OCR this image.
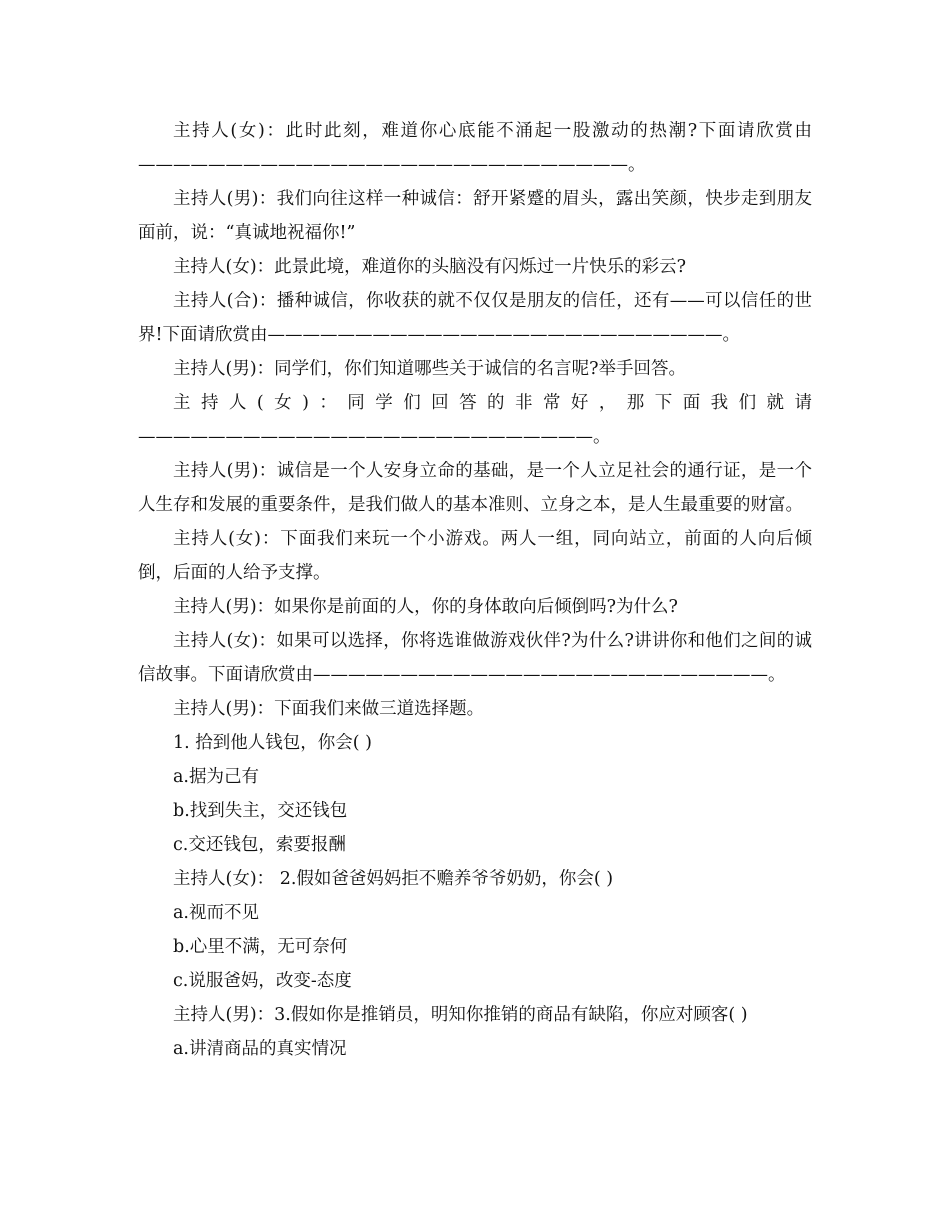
主持人(女)：此时此刻，难道你心底能不涌起一股激动的热潮?下面请欣赏由————————————————————————————。

主持人(男)：我们向往这样一种诚信：舒开紧蹙的眉头，露出笑颜，快步走到朋友面前，说：“真诚地祝福你!”

主持人(女)：此景此境，难道你的头脑没有闪烁过一片快乐的彩云?

主持人(合)：播种诚信，你收获的就不仅仅是朋友的信任，还有——可以信任的世界!下面请欣赏由——————————————————————————。

主持人(男)：同学们，你们知道哪些关于诚信的名言呢?举手回答。

主持人(女)：同学们回答的非常好，那下面我们就请——————————————————————————。

主持人(男)：诚信是一个人安身立命的基础，是一个人立足社会的通行证，是一个人生存和发展的重要条件，是我们做人的基本准则、立身之本，是人生最重要的财富。

主持人(女)：下面我们来玩一个小游戏。两人一组，同向站立，前面的人向后倾倒，后面的人给予支撑。

主持人(男)：如果你是前面的人，你的身体敢向后倾倒吗?为什么?

主持人(女)：如果可以选择，你将选谁做游戏伙伴?为什么?讲讲你和他们之间的诚信故事。下面请欣赏由——————————————————————————。

主持人(男)：下面我们来做三道选择题。

1. 拾到他人钱包，你会( )

a.据为己有

b.找到失主，交还钱包

c.交还钱包，索要报酬

主持人(女)： 2.假如爸爸妈妈拒不赡养爷爷奶奶，你会( )

a.视而不见

b.心里不满，无可奈何

c.说服爸妈，改变-态度

主持人(男)：3.假如你是推销员，明知你推销的商品有缺陷，你应对顾客( )

a.讲清商品的真实情况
· · · ·
Print every entry exactly as written, without the pictures.

OCR this image.
主持人(女)：此时此刻，难道你心底能不涌起一股激动的热潮?下面请欣赏由————————————————————————————。

主持人(男)：我们向往这样一种诚信：舒开紧蹙的眉头，露出笑颜，快步走到朋友面前，说：“真诚地祝福你!”

主持人(女)：此景此境，难道你的头脑没有闪烁过一片快乐的彩云?

主持人(合)：播种诚信，你收获的就不仅仅是朋友的信任，还有——可以信任的世界!下面请欣赏由——————————————————————————。

主持人(男)：同学们，你们知道哪些关于诚信的名言呢?举手回答。

主持人(女)：同学们回答的非常好，那下面我们就请——————————————————————————。

主持人(男)：诚信是一个人安身立命的基础，是一个人立足社会的通行证，是一个人生存和发展的重要条件，是我们做人的基本准则、立身之本，是人生最重要的财富。

主持人(女)：下面我们来玩一个小游戏。两人一组，同向站立，前面的人向后倾倒，后面的人给予支撑。

主持人(男)：如果你是前面的人，你的身体敢向后倾倒吗?为什么?

主持人(女)：如果可以选择，你将选谁做游戏伙伴?为什么?讲讲你和他们之间的诚信故事。下面请欣赏由——————————————————————————。

主持人(男)：下面我们来做三道选择题。

1. 拾到他人钱包，你会( )

a.据为己有

b.找到失主，交还钱包

c.交还钱包，索要报酬

主持人(女)： 2.假如爸爸妈妈拒不赡养爷爷奶奶，你会( )

a.视而不见

b.心里不满，无可奈何

c.说服爸妈，改变-态度

主持人(男)：3.假如你是推销员，明知你推销的商品有缺陷，你应对顾客( )

a.讲清商品的真实情况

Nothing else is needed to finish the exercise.